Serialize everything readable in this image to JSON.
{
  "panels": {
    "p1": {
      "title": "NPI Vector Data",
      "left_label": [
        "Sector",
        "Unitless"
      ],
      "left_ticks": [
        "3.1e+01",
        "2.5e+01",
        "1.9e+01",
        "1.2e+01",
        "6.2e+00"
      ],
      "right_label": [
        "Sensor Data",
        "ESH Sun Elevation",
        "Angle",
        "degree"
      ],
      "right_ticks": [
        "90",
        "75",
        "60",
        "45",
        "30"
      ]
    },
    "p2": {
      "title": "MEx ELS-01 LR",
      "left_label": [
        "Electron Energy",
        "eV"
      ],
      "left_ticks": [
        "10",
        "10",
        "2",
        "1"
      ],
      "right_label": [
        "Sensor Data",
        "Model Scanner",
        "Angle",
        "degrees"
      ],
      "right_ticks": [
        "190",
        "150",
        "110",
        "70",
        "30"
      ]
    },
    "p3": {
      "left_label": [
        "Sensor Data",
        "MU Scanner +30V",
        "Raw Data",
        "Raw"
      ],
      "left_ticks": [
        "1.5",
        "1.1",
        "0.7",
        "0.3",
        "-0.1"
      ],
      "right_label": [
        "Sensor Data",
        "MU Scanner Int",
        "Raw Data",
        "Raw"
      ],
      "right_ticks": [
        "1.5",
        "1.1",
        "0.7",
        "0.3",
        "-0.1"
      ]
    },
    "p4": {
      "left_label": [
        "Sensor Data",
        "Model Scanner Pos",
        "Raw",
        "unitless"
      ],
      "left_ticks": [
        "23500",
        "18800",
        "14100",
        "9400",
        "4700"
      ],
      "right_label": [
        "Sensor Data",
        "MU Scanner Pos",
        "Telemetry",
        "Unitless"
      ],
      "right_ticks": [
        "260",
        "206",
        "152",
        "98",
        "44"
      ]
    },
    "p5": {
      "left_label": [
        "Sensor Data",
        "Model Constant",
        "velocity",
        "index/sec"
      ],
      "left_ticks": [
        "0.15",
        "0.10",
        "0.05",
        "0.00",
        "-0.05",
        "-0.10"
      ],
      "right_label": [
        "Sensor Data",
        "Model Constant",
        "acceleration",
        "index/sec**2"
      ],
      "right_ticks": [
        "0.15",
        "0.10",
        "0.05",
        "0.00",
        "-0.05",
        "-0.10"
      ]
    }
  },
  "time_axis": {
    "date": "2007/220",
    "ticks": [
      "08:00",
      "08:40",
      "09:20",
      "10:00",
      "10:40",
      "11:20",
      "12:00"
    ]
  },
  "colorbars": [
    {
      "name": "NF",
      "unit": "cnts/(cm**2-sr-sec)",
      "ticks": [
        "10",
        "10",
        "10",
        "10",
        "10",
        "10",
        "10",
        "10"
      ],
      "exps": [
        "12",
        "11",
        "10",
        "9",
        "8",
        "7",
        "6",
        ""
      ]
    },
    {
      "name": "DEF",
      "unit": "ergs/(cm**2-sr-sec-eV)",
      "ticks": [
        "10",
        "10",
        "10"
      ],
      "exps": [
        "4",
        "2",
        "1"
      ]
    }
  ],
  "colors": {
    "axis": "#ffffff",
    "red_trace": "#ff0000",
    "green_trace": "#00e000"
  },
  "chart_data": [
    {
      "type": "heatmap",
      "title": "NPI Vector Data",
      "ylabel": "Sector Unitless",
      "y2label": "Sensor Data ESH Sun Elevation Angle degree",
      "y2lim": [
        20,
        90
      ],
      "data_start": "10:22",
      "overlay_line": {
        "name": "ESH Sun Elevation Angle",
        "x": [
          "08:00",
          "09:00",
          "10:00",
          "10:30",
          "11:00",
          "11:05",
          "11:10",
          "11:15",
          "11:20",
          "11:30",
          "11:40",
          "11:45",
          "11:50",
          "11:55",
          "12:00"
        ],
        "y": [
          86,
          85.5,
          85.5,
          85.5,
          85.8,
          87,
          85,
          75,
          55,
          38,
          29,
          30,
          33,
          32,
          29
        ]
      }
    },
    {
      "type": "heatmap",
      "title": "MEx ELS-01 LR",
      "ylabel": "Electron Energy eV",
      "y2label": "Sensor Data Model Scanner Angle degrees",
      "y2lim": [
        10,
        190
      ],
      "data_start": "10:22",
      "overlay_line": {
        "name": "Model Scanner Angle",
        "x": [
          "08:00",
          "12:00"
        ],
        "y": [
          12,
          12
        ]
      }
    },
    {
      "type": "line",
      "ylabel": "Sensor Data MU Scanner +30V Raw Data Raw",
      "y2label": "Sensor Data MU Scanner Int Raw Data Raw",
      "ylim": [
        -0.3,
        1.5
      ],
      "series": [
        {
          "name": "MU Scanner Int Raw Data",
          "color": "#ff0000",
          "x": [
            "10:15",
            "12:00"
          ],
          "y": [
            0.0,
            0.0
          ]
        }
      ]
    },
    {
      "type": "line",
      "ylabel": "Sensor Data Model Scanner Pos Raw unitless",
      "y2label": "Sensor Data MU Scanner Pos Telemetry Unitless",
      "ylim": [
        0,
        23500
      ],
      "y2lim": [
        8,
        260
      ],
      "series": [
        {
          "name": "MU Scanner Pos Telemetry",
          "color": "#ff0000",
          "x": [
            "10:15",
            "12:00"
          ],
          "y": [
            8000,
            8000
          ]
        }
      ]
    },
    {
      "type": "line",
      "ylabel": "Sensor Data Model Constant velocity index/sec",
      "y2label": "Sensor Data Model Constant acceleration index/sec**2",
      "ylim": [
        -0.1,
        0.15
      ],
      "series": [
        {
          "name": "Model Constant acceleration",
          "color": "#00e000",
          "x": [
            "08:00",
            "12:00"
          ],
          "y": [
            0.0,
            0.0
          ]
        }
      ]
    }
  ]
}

────────────────────

Copy out the full material exactly as it appears.

Serialize everything readable in this image to JSON.
{
  "panels": {
    "p1": {
      "title": "NPI Vector Data",
      "left_label": [
        "Sector",
        "Unitless"
      ],
      "left_ticks": [
        "3.1e+01",
        "2.5e+01",
        "1.9e+01",
        "1.2e+01",
        "6.2e+00"
      ],
      "right_label": [
        "Sensor Data",
        "ESH Sun Elevation",
        "Angle",
        "degree"
      ],
      "right_ticks": [
        "90",
        "75",
        "60",
        "45",
        "30"
      ]
    },
    "p2": {
      "title": "MEx ELS-01 LR",
      "left_label": [
        "Electron Energy",
        "eV"
      ],
      "left_ticks": [
        "10",
        "10",
        "2",
        "1"
      ],
      "right_label": [
        "Sensor Data",
        "Model Scanner",
        "Angle",
        "degrees"
      ],
      "right_ticks": [
        "190",
        "150",
        "110",
        "70",
        "30"
      ]
    },
    "p3": {
      "left_label": [
        "Sensor Data",
        "MU Scanner +30V",
        "Raw Data",
        "Raw"
      ],
      "left_ticks": [
        "1.5",
        "1.1",
        "0.7",
        "0.3",
        "-0.1"
      ],
      "right_label": [
        "Sensor Data",
        "MU Scanner Int",
        "Raw Data",
        "Raw"
      ],
      "right_ticks": [
        "1.5",
        "1.1",
        "0.7",
        "0.3",
        "-0.1"
      ]
    },
    "p4": {
      "left_label": [
        "Sensor Data",
        "Model Scanner Pos",
        "Raw",
        "unitless"
      ],
      "left_ticks": [
        "23500",
        "18800",
        "14100",
        "9400",
        "4700"
      ],
      "right_label": [
        "Sensor Data",
        "MU Scanner Pos",
        "Telemetry",
        "Unitless"
      ],
      "right_ticks": [
        "260",
        "206",
        "152",
        "98",
        "44"
      ]
    },
    "p5": {
      "left_label": [
        "Sensor Data",
        "Model Constant",
        "velocity",
        "index/sec"
      ],
      "left_ticks": [
        "0.15",
        "0.10",
        "0.05",
        "0.00",
        "-0.05",
        "-0.10"
      ],
      "right_label": [
        "Sensor Data",
        "Model Constant",
        "acceleration",
        "index/sec**2"
      ],
      "right_ticks": [
        "0.15",
        "0.10",
        "0.05",
        "0.00",
        "-0.05",
        "-0.10"
      ]
    }
  },
  "time_axis": {
    "date": "2007/220",
    "ticks": [
      "08:00",
      "08:40",
      "09:20",
      "10:00",
      "10:40",
      "11:20",
      "12:00"
    ]
  },
  "colorbars": [
    {
      "name": "NF",
      "unit": "cnts/(cm**2-sr-sec)",
      "ticks": [
        "10",
        "10",
        "10",
        "10",
        "10",
        "10",
        "10",
        "10"
      ],
      "exps": [
        "12",
        "11",
        "10",
        "9",
        "8",
        "7",
        "6",
        ""
      ]
    },
    {
      "name": "DEF",
      "unit": "ergs/(cm**2-sr-sec-eV)",
      "ticks": [
        "10",
        "10",
        "10"
      ],
      "exps": [
        "4",
        "2",
        "1"
      ]
    }
  ],
  "colors": {
    "axis": "#ffffff",
    "red_trace": "#ff0000",
    "green_trace": "#00e000"
  },
  "chart_data": [
    {
      "type": "heatmap",
      "title": "NPI Vector Data",
      "ylabel": "Sector Unitless",
      "y2label": "Sensor Data ESH Sun Elevation Angle degree",
      "y2lim": [
        20,
        90
      ],
      "data_start": "10:22",
      "overlay_line": {
        "name": "ESH Sun Elevation Angle",
        "x": [
          "08:00",
          "09:00",
          "10:00",
          "10:30",
          "11:00",
          "11:05",
          "11:10",
          "11:15",
          "11:20",
          "11:30",
          "11:40",
          "11:45",
          "11:50",
          "11:55",
          "12:00"
        ],
        "y": [
          86,
          85.5,
          85.5,
          85.5,
          85.8,
          87,
          85,
          75,
          55,
          38,
          29,
          30,
          33,
          32,
          29
        ]
      }
    },
    {
      "type": "heatmap",
      "title": "MEx ELS-01 LR",
      "ylabel": "Electron Energy eV",
      "y2label": "Sensor Data Model Scanner Angle degrees",
      "y2lim": [
        10,
        190
      ],
      "data_start": "10:22",
      "overlay_line": {
        "name": "Model Scanner Angle",
        "x": [
          "08:00",
          "12:00"
        ],
        "y": [
          12,
          12
        ]
      }
    },
    {
      "type": "line",
      "ylabel": "Sensor Data MU Scanner +30V Raw Data Raw",
      "y2label": "Sensor Data MU Scanner Int Raw Data Raw",
      "ylim": [
        -0.3,
        1.5
      ],
      "series": [
        {
          "name": "MU Scanner Int Raw Data",
          "color": "#ff0000",
          "x": [
            "10:15",
            "12:00"
          ],
          "y": [
            0.0,
            0.0
          ]
        }
      ]
    },
    {
      "type": "line",
      "ylabel": "Sensor Data Model Scanner Pos Raw unitless",
      "y2label": "Sensor Data MU Scanner Pos Telemetry Unitless",
      "ylim": [
        0,
        23500
      ],
      "y2lim": [
        8,
        260
      ],
      "series": [
        {
          "name": "MU Scanner Pos Telemetry",
          "color": "#ff0000",
          "x": [
            "10:15",
            "12:00"
          ],
          "y": [
            8000,
            8000
          ]
        }
      ]
    },
    {
      "type": "line",
      "ylabel": "Sensor Data Model Constant velocity index/sec",
      "y2label": "Sensor Data Model Constant acceleration index/sec**2",
      "ylim": [
        -0.1,
        0.15
      ],
      "series": [
        {
          "name": "Model Constant acceleration",
          "color": "#00e000",
          "x": [
            "08:00",
            "12:00"
          ],
          "y": [
            0.0,
            0.0
          ]
        }
      ]
    }
  ]
}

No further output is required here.